• [Given instruction] Find the lines containing the word "title" and copy every one of them.

* START Stored rows *

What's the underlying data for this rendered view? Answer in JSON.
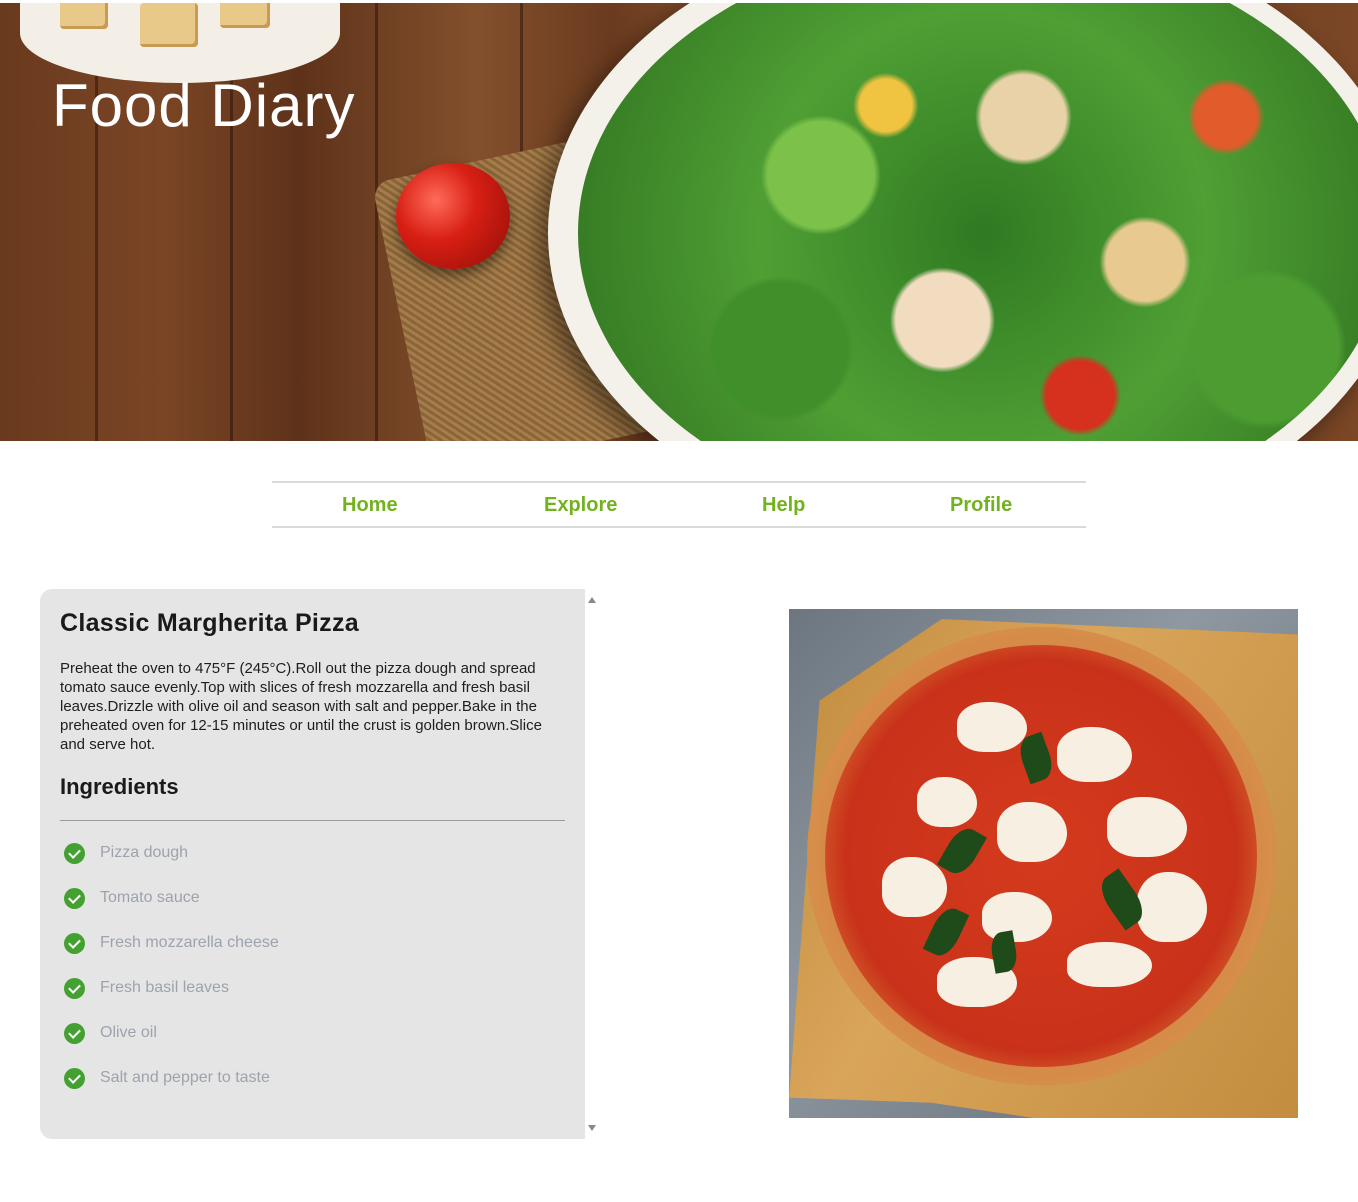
{
  "site": {
    "title": "Food Diary"
  },
  "nav": {
    "items": [
      {
        "label": "Home"
      },
      {
        "label": "Explore"
      },
      {
        "label": "Help"
      },
      {
        "label": "Profile"
      }
    ]
  },
  "recipe": {
    "title": "Classic Margherita Pizza",
    "description": "Preheat the oven to 475°F (245°C).Roll out the pizza dough and spread tomato sauce evenly.Top with slices of fresh mozzarella and fresh basil leaves.Drizzle with olive oil and season with salt and pepper.Bake in the preheated oven for 12-15 minutes or until the crust is golden brown.Slice and serve hot.",
    "ingredients_heading": "Ingredients",
    "ingredients": [
      "Pizza dough",
      "Tomato sauce",
      "Fresh mozzarella cheese",
      "Fresh basil leaves",
      "Olive oil",
      "Salt and pepper to taste"
    ]
  },
  "colors": {
    "nav_accent": "#73b21f",
    "check_green": "#43a132",
    "card_background": "#e5e5e5",
    "ingredient_text": "#9da3ad"
  },
  "icons": {
    "ingredient_marker": "check-circle-icon",
    "scroll_up": "scroll-up-arrow-icon",
    "scroll_down": "scroll-down-arrow-icon"
  }
}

* END Stored rows *

• [Written solution]
    "title": "Food Diary"
    "title": "Classic Margherita Pizza",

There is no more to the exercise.